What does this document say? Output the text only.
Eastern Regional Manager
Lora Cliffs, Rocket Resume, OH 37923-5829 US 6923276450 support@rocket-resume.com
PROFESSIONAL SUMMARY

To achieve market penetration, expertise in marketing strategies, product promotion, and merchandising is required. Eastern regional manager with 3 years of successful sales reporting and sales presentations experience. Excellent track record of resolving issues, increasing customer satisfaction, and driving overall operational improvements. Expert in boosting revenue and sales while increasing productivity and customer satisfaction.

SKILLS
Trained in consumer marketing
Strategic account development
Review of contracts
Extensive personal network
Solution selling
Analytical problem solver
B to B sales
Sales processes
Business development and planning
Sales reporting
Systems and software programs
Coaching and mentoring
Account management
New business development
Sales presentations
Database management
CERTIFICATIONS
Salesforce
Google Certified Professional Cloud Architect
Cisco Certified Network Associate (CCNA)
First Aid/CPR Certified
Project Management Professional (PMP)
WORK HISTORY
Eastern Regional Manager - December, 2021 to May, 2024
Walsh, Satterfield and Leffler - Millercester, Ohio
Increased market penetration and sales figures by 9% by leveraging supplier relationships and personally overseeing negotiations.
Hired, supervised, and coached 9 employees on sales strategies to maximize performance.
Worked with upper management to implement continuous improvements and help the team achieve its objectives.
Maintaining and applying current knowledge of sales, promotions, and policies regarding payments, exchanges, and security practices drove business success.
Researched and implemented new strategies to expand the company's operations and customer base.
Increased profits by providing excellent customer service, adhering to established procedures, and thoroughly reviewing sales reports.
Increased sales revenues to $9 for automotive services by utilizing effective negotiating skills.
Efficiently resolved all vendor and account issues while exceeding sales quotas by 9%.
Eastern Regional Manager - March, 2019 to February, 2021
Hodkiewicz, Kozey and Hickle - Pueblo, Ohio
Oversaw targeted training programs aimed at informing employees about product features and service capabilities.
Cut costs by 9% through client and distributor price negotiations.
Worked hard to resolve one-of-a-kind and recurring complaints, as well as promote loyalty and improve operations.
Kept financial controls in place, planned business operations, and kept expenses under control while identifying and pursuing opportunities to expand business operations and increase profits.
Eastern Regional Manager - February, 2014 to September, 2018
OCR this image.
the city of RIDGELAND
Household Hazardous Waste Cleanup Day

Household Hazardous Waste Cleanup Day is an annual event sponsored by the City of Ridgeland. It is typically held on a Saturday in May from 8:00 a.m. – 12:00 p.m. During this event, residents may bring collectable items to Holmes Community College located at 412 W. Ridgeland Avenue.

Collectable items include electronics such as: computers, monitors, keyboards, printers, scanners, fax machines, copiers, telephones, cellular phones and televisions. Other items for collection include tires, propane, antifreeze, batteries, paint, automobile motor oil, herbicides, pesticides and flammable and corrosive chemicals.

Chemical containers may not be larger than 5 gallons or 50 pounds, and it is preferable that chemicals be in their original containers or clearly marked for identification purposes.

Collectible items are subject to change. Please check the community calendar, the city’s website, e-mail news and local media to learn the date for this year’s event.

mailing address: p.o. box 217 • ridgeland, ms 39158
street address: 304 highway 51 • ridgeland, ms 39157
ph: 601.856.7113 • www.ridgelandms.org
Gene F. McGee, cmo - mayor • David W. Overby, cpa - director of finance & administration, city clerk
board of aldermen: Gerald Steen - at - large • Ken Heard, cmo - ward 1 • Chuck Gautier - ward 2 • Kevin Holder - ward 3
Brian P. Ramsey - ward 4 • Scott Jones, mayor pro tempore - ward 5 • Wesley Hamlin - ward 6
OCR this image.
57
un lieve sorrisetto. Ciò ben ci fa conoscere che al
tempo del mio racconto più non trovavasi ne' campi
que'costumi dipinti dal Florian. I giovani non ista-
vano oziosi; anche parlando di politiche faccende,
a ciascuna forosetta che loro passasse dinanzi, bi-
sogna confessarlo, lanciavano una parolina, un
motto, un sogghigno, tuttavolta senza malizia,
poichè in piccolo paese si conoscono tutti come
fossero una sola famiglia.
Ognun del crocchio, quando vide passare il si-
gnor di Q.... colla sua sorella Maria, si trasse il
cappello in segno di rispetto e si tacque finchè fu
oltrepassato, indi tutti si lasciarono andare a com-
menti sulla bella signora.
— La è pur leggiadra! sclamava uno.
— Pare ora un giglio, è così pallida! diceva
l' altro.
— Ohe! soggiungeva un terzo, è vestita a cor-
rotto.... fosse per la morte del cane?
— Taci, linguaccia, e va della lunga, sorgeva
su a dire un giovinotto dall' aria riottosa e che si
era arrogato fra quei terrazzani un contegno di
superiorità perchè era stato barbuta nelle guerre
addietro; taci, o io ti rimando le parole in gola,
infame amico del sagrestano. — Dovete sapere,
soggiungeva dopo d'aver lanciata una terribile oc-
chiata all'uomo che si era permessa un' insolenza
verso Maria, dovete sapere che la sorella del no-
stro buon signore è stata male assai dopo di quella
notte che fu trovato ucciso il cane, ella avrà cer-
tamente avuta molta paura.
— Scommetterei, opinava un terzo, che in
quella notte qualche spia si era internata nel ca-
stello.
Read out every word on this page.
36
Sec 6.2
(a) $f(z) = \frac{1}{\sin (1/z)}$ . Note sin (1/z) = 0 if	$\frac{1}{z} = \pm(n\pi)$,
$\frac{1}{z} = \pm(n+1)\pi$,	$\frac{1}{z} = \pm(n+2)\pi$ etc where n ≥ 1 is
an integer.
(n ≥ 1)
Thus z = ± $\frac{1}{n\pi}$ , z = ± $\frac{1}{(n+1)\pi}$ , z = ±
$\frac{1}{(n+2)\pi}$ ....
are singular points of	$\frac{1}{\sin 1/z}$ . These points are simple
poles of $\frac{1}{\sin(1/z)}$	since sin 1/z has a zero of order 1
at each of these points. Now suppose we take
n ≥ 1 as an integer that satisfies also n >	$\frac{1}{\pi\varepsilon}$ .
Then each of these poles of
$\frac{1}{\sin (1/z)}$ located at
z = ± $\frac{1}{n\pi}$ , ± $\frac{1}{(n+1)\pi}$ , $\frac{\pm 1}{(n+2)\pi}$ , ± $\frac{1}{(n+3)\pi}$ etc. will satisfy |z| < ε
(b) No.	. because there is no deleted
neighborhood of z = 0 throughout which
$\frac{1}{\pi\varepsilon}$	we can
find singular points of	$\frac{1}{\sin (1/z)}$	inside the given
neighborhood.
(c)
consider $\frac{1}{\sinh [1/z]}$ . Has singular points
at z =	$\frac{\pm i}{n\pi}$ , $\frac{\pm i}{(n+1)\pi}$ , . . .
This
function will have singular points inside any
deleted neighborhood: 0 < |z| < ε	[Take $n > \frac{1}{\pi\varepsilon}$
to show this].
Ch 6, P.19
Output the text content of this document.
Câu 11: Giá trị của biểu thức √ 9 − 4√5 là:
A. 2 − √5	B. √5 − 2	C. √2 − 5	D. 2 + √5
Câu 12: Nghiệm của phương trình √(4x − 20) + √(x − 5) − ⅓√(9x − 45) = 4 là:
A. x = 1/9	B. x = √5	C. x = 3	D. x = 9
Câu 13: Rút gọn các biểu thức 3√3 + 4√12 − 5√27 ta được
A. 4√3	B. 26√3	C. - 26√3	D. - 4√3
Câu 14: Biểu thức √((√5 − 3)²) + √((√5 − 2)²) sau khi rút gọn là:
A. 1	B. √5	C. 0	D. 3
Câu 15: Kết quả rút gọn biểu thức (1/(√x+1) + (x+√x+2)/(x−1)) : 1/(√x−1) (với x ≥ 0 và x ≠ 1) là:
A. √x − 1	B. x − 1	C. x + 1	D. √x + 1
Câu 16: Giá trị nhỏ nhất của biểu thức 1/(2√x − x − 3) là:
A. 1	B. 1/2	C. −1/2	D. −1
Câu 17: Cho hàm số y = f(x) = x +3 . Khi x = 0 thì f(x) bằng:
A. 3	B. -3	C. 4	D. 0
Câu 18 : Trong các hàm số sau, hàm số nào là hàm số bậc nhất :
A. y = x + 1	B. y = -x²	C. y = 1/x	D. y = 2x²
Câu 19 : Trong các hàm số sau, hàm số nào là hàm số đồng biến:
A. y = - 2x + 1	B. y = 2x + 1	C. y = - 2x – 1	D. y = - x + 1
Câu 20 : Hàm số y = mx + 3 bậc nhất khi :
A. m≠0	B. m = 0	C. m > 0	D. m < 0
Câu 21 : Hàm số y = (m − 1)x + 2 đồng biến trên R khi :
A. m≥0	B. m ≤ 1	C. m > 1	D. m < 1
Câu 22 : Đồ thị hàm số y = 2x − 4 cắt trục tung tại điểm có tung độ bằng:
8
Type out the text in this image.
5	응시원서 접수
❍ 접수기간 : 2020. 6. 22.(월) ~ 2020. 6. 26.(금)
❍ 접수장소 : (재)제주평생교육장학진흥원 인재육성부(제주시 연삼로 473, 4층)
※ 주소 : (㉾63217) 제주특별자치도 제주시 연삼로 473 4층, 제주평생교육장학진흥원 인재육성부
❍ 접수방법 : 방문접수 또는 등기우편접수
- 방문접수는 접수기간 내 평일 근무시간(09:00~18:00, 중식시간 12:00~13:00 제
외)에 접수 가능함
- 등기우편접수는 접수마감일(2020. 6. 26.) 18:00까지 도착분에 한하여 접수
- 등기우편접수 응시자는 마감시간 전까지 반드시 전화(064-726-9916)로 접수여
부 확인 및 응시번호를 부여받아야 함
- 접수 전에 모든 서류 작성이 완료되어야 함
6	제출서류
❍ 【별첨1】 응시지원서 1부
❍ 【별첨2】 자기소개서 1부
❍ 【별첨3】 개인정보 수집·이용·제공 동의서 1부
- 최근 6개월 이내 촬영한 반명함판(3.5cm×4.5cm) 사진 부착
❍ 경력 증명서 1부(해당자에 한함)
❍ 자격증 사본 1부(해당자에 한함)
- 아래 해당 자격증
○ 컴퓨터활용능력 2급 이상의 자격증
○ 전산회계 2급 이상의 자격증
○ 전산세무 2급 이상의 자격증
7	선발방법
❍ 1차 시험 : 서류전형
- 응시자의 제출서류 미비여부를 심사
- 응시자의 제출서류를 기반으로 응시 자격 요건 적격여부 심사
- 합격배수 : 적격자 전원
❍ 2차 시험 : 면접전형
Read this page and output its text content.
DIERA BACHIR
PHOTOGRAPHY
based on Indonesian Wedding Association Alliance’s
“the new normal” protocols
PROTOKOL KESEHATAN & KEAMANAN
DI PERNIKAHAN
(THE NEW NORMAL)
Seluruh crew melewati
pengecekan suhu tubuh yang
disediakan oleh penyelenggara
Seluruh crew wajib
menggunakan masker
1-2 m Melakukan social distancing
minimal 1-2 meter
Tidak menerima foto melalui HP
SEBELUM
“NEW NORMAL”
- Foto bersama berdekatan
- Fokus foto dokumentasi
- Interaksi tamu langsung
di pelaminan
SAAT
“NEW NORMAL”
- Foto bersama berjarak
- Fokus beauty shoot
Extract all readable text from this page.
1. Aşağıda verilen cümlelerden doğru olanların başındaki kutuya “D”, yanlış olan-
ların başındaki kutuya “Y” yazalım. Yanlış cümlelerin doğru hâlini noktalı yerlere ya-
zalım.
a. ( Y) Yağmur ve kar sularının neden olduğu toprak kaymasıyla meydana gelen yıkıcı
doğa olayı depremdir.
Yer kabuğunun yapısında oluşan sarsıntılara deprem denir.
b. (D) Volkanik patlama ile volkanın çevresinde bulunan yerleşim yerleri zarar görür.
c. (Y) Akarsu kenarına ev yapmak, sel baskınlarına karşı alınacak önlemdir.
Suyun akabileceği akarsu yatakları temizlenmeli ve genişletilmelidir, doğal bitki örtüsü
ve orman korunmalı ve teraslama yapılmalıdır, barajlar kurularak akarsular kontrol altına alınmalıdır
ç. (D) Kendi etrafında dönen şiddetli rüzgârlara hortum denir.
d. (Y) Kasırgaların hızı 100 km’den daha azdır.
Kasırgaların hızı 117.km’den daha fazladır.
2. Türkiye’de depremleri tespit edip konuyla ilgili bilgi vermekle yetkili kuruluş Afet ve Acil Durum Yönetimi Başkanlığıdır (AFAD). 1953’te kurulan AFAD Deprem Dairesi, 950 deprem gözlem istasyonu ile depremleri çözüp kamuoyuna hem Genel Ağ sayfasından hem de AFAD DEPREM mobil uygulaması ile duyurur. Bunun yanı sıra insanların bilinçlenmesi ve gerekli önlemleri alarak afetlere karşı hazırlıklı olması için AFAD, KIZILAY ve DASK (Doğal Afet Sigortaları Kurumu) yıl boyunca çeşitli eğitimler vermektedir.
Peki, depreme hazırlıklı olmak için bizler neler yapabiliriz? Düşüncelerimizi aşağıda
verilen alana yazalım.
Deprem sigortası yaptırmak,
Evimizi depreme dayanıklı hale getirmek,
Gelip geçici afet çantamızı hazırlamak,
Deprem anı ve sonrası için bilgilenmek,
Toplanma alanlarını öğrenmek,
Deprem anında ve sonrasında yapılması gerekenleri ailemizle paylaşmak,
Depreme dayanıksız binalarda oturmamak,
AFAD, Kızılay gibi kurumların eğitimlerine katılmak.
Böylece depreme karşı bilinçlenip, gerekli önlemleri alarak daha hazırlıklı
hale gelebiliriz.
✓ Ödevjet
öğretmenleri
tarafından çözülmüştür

- _Aim_
Say how many lines in the records hold the string "document", and say nothing else.

- _Task answer_
2